• What is expected
Reproduce the lines starting at the one that contains "cups-cell: 2 ¾" and ending at the one that contains "note-text: Individual dog’s", including both. Keep every character unchanged.
** START Rows **
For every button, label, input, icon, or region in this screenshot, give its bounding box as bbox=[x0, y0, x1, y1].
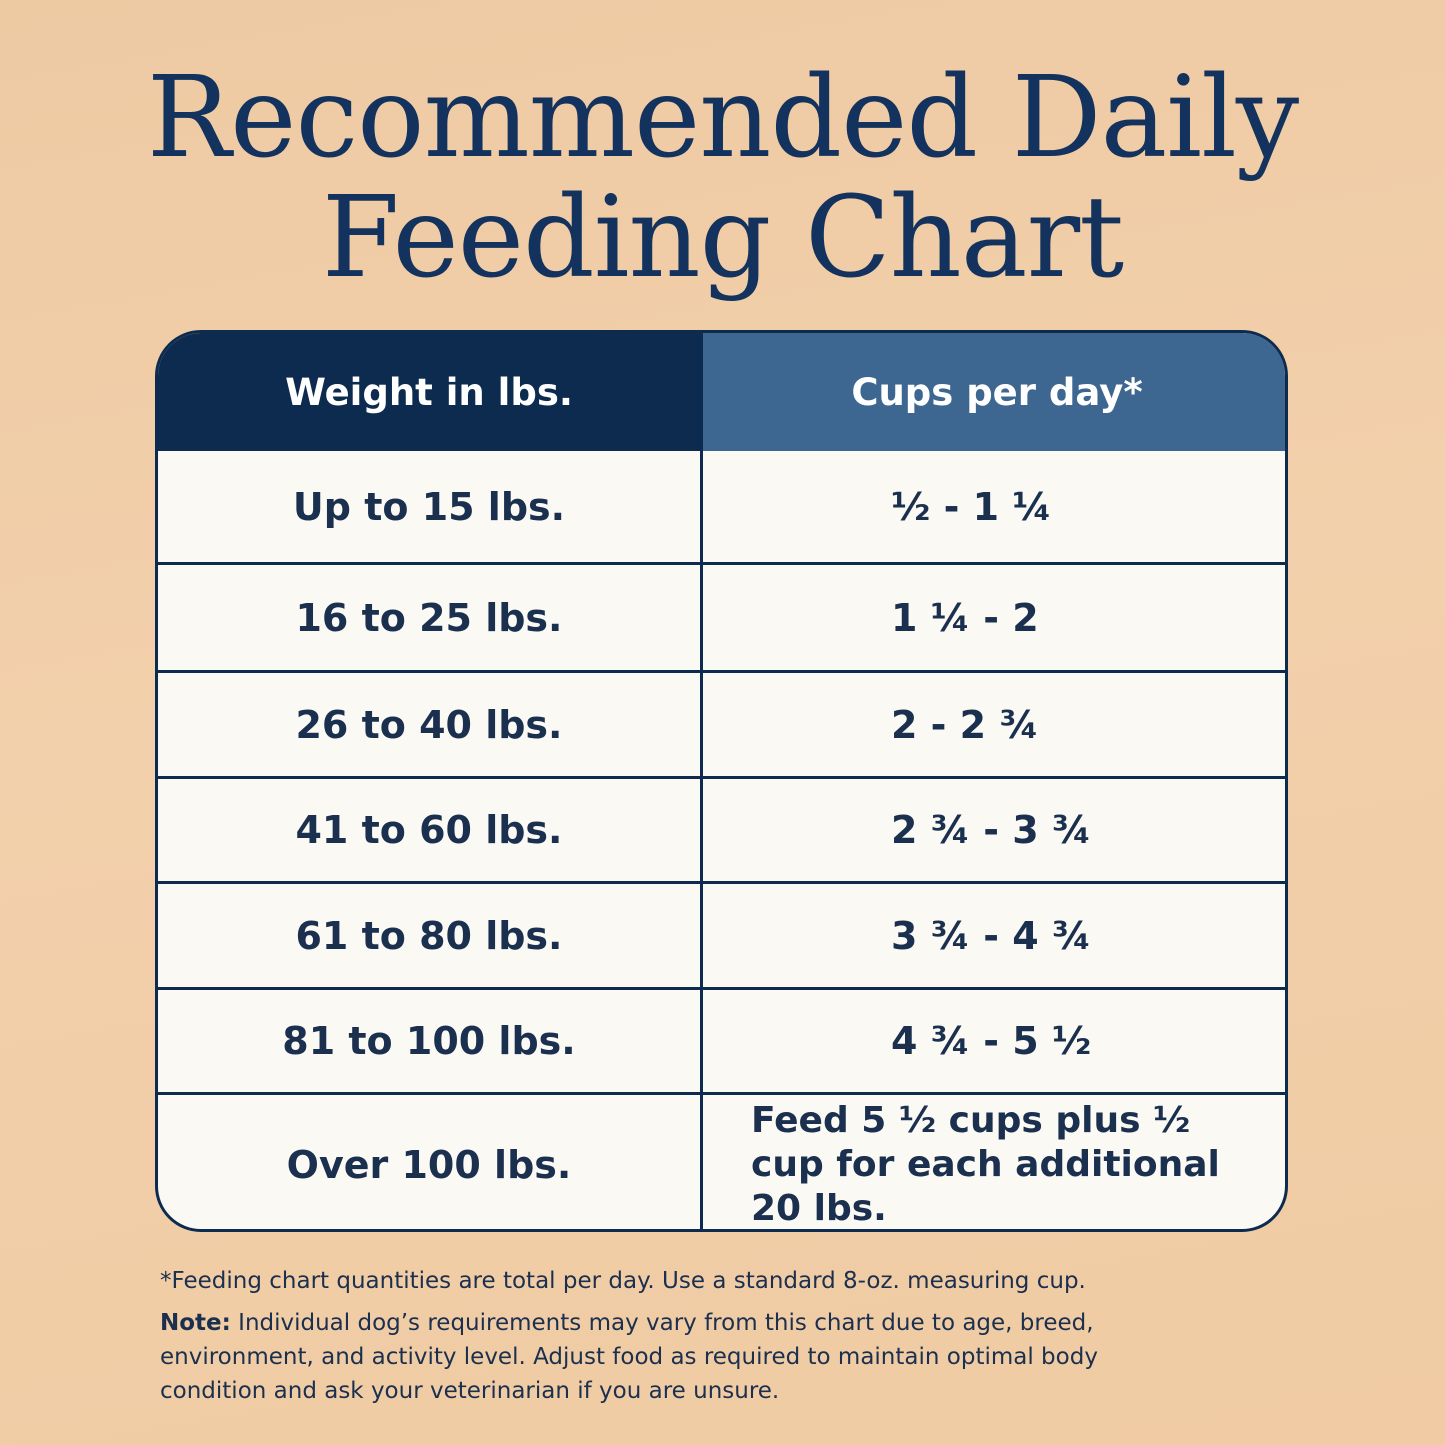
cups-cell: 2 ¾ - 3 ¾ bbox=[703, 779, 1285, 884]
note: Note: Individual dog’s requirements may … bbox=[160, 1306, 1200, 1408]
cell-text: 3 ¾ - 4 ¾ bbox=[891, 913, 1092, 958]
cups-cell: 3 ¾ - 4 ¾ bbox=[703, 884, 1285, 990]
header-cell: Cups per day* bbox=[703, 333, 1285, 451]
weight-cell: 81 to 100 lbs. bbox=[158, 990, 703, 1095]
weight-cell: Up to 15 lbs. bbox=[158, 451, 703, 565]
weight-cell: 61 to 80 lbs. bbox=[158, 884, 703, 990]
cups-cell: 2 - 2 ¾ bbox=[703, 673, 1285, 779]
cell-text: ½ - 1 ¼ bbox=[891, 484, 1052, 529]
note-text: Individual dog’s requirements may vary f… bbox=[160, 1310, 1098, 1404]
cups-cell: Feed 5 ½ cups plus ½ cup for each additi… bbox=[703, 1095, 1285, 1229]
cell-text: Over 100 lbs. bbox=[286, 1143, 572, 1187]
cell-text: 2 - 2 ¾ bbox=[891, 702, 1039, 747]
weight-cell: 41 to 60 lbs. bbox=[158, 779, 703, 884]
header-cell: Weight in lbs. bbox=[158, 333, 703, 451]
feeding-table: Weight in lbs. Cups per day* Up to 15 lbs.… bbox=[155, 330, 1288, 1232]
cell-text: 81 to 100 lbs. bbox=[282, 1019, 576, 1063]
title-line: Feeding Chart bbox=[321, 173, 1124, 303]
note-label: Note: bbox=[160, 1310, 231, 1336]
cell-text: 1 ¼ - 2 bbox=[891, 595, 1039, 640]
cell-text: 41 to 60 lbs. bbox=[295, 808, 563, 852]
cell-text: 2 ¾ - 3 ¾ bbox=[891, 808, 1092, 852]
title-line: Recommended Daily bbox=[146, 53, 1299, 183]
cell-text: 26 to 40 lbs. bbox=[295, 702, 563, 747]
cell-text: Weight in lbs. bbox=[285, 370, 573, 414]
cell-text: Up to 15 lbs. bbox=[292, 484, 566, 529]
cell-text: 4 ¾ - 5 ½ bbox=[891, 1019, 1092, 1063]
weight-cell: 16 to 25 lbs. bbox=[158, 565, 703, 673]
cell-text: 16 to 25 lbs. bbox=[295, 595, 563, 640]
cell-text: 61 to 80 lbs. bbox=[295, 913, 563, 958]
weight-cell: 26 to 40 lbs. bbox=[158, 673, 703, 779]
cups-cell: ½ - 1 ¼ bbox=[703, 451, 1285, 565]
cell-text: Cups per day* bbox=[851, 370, 1143, 414]
cups-cell: 1 ¼ - 2 bbox=[703, 565, 1285, 673]
cell-text: Feed 5 ½ cups plus ½ cup for each additi… bbox=[751, 1100, 1220, 1229]
footnote: *Feeding chart quantities are total per … bbox=[160, 1268, 1086, 1294]
weight-cell: Over 100 lbs. bbox=[158, 1095, 703, 1229]
cups-cell: 4 ¾ - 5 ½ bbox=[703, 990, 1285, 1095]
** END Rows **
• Response to this task
cups-cell: 2 ¾ - 3 ¾ bbox=[703, 779, 1285, 884]
note: Note: Individual dog’s requirements may … bbox=[160, 1306, 1200, 1408]
cell-text: 3 ¾ - 4 ¾ bbox=[891, 913, 1092, 958]
cups-cell: 3 ¾ - 4 ¾ bbox=[703, 884, 1285, 990]
header-cell: Cups per day* bbox=[703, 333, 1285, 451]
weight-cell: 81 to 100 lbs. bbox=[158, 990, 703, 1095]
weight-cell: Up to 15 lbs. bbox=[158, 451, 703, 565]
weight-cell: 61 to 80 lbs. bbox=[158, 884, 703, 990]
cups-cell: 2 - 2 ¾ bbox=[703, 673, 1285, 779]
cell-text: ½ - 1 ¼ bbox=[891, 484, 1052, 529]
note-text: Individual dog’s requirements may vary f… bbox=[160, 1310, 1098, 1404]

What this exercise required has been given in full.